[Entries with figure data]
•••••

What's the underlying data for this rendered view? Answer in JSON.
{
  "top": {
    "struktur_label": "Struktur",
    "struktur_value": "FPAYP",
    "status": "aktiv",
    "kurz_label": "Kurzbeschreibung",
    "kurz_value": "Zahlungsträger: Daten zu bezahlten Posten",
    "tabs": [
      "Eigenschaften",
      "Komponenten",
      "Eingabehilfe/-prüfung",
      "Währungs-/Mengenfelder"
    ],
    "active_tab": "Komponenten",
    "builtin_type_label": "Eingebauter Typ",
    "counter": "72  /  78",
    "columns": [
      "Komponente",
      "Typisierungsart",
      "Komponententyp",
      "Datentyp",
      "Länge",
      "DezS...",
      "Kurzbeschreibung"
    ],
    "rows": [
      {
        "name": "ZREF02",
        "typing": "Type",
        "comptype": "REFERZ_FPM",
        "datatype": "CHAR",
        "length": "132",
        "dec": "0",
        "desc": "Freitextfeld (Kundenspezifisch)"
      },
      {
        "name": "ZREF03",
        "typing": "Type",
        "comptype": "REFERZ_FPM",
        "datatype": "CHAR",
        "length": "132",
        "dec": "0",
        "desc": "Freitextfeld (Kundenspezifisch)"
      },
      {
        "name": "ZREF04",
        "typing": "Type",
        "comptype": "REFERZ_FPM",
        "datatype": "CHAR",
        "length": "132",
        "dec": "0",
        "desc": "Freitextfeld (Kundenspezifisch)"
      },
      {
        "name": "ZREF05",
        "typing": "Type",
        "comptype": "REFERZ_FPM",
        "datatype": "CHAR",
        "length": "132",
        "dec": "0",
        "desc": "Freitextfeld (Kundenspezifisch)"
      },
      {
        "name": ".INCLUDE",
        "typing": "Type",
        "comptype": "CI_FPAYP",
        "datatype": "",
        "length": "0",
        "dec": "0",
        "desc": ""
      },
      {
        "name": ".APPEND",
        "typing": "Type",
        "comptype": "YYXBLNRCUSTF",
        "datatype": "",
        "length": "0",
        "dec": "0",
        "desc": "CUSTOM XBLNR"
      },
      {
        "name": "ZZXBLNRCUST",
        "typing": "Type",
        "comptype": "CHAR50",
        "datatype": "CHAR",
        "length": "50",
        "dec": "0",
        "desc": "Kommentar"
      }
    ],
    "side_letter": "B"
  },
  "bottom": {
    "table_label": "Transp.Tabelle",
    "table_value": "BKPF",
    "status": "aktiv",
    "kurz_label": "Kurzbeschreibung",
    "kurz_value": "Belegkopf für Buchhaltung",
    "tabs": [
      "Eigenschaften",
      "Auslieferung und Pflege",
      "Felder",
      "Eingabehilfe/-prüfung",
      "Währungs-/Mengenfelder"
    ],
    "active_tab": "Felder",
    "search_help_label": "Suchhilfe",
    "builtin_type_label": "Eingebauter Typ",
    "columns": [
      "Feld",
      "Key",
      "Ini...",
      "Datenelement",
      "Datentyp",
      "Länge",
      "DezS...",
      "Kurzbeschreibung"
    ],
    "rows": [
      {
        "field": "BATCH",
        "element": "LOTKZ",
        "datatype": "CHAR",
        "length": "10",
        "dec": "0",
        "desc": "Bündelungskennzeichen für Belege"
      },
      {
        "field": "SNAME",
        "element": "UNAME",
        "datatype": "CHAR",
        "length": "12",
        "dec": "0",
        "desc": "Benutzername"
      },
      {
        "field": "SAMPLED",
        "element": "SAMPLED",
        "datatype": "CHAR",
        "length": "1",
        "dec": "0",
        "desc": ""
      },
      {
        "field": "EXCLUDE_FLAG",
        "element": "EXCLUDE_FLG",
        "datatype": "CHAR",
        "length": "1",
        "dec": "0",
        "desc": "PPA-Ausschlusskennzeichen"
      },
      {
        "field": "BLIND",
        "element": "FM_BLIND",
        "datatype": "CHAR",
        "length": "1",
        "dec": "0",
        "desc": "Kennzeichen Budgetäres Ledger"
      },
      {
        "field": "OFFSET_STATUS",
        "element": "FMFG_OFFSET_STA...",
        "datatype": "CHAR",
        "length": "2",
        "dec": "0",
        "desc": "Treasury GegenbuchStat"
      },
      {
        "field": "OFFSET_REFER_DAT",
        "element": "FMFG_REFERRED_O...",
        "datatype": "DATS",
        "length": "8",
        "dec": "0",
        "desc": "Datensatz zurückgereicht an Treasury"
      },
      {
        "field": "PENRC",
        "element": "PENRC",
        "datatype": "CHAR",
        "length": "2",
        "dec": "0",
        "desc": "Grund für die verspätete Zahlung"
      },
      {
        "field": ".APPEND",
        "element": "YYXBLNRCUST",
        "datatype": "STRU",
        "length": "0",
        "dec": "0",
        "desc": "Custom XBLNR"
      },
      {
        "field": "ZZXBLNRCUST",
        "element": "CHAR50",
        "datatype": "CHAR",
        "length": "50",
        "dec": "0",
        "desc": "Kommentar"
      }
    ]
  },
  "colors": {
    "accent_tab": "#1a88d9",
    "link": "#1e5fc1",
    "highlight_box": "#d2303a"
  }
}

•••••

● Instructions to follow: Copy all lines of the listing above that contain the string "ZZXBLNRCUST".

● Result of the task:
        "name": "ZZXBLNRCUST",
        "field": "ZZXBLNRCUST",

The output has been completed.